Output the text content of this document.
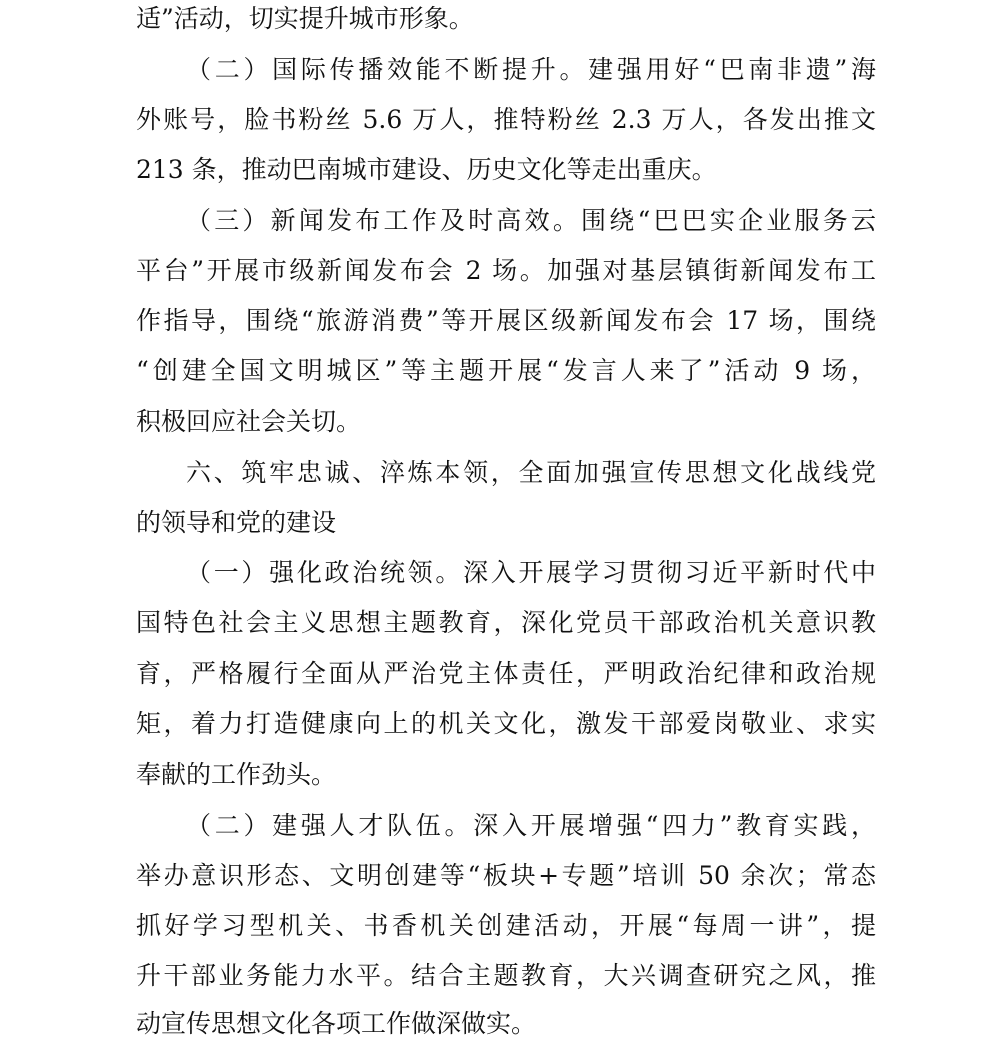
适”活动，切实提升城市形象。
（二）国际传播效能不断提升。建强用好“巴南非遗”海
外账号，脸书粉丝 5.6 万人，推特粉丝 2.3 万人，各发出推文
213 条，推动巴南城市建设、历史文化等走出重庆。
（三）新闻发布工作及时高效。围绕“巴巴实企业服务云
平台”开展市级新闻发布会 2 场。加强对基层镇街新闻发布工
作指导，围绕“旅游消费”等开展区级新闻发布会 17 场，围绕
“创建全国文明城区”等主题开展“发言人来了”活动 9 场，
积极回应社会关切。
六、筑牢忠诚、淬炼本领，全面加强宣传思想文化战线党
的领导和党的建设
（一）强化政治统领。深入开展学习贯彻习近平新时代中
国特色社会主义思想主题教育，深化党员干部政治机关意识教
育，严格履行全面从严治党主体责任，严明政治纪律和政治规
矩，着力打造健康向上的机关文化，激发干部爱岗敬业、求实
奉献的工作劲头。
（二）建强人才队伍。深入开展增强“四力”教育实践，
举办意识形态、文明创建等“板块+专题”培训 50 余次；常态
抓好学习型机关、书香机关创建活动，开展“每周一讲”，提
升干部业务能力水平。结合主题教育，大兴调查研究之风，推
动宣传思想文化各项工作做深做实。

================================

• _AIM_
Each record above should come back exactly the same, only without its pictures.

• _PROBLEM SOLUTION_
Output the text content of this document.
适”活动，切实提升城市形象。
（二）国际传播效能不断提升。建强用好“巴南非遗”海
外账号，脸书粉丝 5.6 万人，推特粉丝 2.3 万人，各发出推文
213 条，推动巴南城市建设、历史文化等走出重庆。
（三）新闻发布工作及时高效。围绕“巴巴实企业服务云
平台”开展市级新闻发布会 2 场。加强对基层镇街新闻发布工
作指导，围绕“旅游消费”等开展区级新闻发布会 17 场，围绕
“创建全国文明城区”等主题开展“发言人来了”活动 9 场，
积极回应社会关切。
六、筑牢忠诚、淬炼本领，全面加强宣传思想文化战线党
的领导和党的建设
（一）强化政治统领。深入开展学习贯彻习近平新时代中
国特色社会主义思想主题教育，深化党员干部政治机关意识教
育，严格履行全面从严治党主体责任，严明政治纪律和政治规
矩，着力打造健康向上的机关文化，激发干部爱岗敬业、求实
奉献的工作劲头。
（二）建强人才队伍。深入开展增强“四力”教育实践，
举办意识形态、文明创建等“板块+专题”培训 50 余次；常态
抓好学习型机关、书香机关创建活动，开展“每周一讲”，提
升干部业务能力水平。结合主题教育，大兴调查研究之风，推
动宣传思想文化各项工作做深做实。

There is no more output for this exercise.